Go through the records and extract every line with the word "subtitle".

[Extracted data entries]
********

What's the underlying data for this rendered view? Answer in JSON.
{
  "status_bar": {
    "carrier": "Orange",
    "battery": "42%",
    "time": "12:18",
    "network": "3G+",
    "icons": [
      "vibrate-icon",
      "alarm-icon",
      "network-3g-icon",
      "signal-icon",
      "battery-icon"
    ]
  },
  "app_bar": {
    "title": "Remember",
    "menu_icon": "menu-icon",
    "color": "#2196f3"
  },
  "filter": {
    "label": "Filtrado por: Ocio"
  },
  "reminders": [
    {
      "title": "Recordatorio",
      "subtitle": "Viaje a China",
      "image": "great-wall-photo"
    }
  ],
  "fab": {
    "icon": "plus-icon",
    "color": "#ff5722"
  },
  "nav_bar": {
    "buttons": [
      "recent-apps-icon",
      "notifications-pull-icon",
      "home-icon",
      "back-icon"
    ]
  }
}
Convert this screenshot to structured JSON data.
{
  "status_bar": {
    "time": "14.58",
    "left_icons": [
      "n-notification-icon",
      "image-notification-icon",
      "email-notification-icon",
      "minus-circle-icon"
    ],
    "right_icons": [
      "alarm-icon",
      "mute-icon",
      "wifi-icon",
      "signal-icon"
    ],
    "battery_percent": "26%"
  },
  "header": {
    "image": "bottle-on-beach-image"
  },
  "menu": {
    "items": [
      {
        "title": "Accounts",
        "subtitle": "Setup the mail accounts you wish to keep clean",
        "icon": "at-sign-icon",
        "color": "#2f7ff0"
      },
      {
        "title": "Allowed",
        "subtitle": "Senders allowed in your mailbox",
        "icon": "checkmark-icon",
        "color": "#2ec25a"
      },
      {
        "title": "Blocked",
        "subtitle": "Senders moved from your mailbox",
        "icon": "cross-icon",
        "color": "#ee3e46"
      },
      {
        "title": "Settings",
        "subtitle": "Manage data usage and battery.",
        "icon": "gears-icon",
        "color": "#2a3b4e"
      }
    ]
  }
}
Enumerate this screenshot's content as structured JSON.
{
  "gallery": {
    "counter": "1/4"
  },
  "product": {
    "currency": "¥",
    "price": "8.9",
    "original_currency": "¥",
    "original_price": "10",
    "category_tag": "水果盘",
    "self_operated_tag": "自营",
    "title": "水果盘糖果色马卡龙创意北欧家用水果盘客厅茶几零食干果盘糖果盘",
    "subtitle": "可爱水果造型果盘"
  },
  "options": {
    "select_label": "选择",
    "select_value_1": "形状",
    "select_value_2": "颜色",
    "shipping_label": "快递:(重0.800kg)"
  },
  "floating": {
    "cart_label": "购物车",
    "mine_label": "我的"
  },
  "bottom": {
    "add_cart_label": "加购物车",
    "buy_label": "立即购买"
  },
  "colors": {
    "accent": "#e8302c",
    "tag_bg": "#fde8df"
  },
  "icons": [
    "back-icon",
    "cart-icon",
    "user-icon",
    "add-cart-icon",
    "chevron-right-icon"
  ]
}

********

## TASK RESULT
      "subtitle": "Viaje a China",
        "subtitle": "Setup the mail accounts you wish to keep clean",
        "subtitle": "Senders allowed in your mailbox",
        "subtitle": "Senders moved from your mailbox",
        "subtitle": "Manage data usage and battery.",
    "subtitle": "可爱水果造型果盘"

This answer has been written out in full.